### Data records
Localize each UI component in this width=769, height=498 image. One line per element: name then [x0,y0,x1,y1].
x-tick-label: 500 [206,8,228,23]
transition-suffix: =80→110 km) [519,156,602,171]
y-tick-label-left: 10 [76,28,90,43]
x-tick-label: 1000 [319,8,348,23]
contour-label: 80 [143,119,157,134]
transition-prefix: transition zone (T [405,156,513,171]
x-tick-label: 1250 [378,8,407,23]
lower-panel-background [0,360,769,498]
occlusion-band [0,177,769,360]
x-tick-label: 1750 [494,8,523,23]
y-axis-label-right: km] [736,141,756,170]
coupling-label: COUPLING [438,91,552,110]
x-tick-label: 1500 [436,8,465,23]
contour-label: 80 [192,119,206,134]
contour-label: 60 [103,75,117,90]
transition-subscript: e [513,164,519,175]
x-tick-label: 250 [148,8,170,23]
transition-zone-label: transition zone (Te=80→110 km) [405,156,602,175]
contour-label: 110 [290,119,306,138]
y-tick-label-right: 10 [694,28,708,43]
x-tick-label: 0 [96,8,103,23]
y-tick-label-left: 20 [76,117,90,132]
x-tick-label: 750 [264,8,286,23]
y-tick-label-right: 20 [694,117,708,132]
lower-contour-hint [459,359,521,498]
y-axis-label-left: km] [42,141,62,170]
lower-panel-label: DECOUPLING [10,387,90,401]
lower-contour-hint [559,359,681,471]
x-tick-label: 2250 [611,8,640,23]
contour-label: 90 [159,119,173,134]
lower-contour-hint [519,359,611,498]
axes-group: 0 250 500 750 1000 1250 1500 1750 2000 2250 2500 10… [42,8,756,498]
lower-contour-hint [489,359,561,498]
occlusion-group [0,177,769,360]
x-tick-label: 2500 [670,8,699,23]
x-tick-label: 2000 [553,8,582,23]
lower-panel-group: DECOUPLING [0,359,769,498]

### Requirements
Please return every line of the data above without any changes.

### Task answer
Localize each UI component in this width=769, height=498 image. One line per element: name then [x0,y0,x1,y1].
x-tick-label: 500 [206,8,228,23]
transition-suffix: =80→110 km) [519,156,602,171]
y-tick-label-left: 10 [76,28,90,43]
x-tick-label: 1000 [319,8,348,23]
contour-label: 80 [143,119,157,134]
transition-prefix: transition zone (T [405,156,513,171]
x-tick-label: 1250 [378,8,407,23]
lower-panel-background [0,360,769,498]
occlusion-band [0,177,769,360]
x-tick-label: 1750 [494,8,523,23]
y-axis-label-right: km] [736,141,756,170]
coupling-label: COUPLING [438,91,552,110]
x-tick-label: 1500 [436,8,465,23]
contour-label: 80 [192,119,206,134]
contour-label: 60 [103,75,117,90]
transition-subscript: e [513,164,519,175]
x-tick-label: 250 [148,8,170,23]
transition-zone-label: transition zone (Te=80→110 km) [405,156,602,175]
contour-label: 110 [290,119,306,138]
y-tick-label-right: 10 [694,28,708,43]
x-tick-label: 0 [96,8,103,23]
y-tick-label-left: 20 [76,117,90,132]
x-tick-label: 750 [264,8,286,23]
y-tick-label-right: 20 [694,117,708,132]
lower-contour-hint [459,359,521,498]
y-axis-label-left: km] [42,141,62,170]
lower-panel-label: DECOUPLING [10,387,90,401]
lower-contour-hint [559,359,681,471]
x-tick-label: 2250 [611,8,640,23]
contour-label: 90 [159,119,173,134]
lower-contour-hint [519,359,611,498]
axes-group: 0 250 500 750 1000 1250 1500 1750 2000 2250 2500 10… [42,8,756,498]
lower-contour-hint [489,359,561,498]
occlusion-group [0,177,769,360]
x-tick-label: 2500 [670,8,699,23]
x-tick-label: 2000 [553,8,582,23]
lower-panel-group: DECOUPLING [0,359,769,498]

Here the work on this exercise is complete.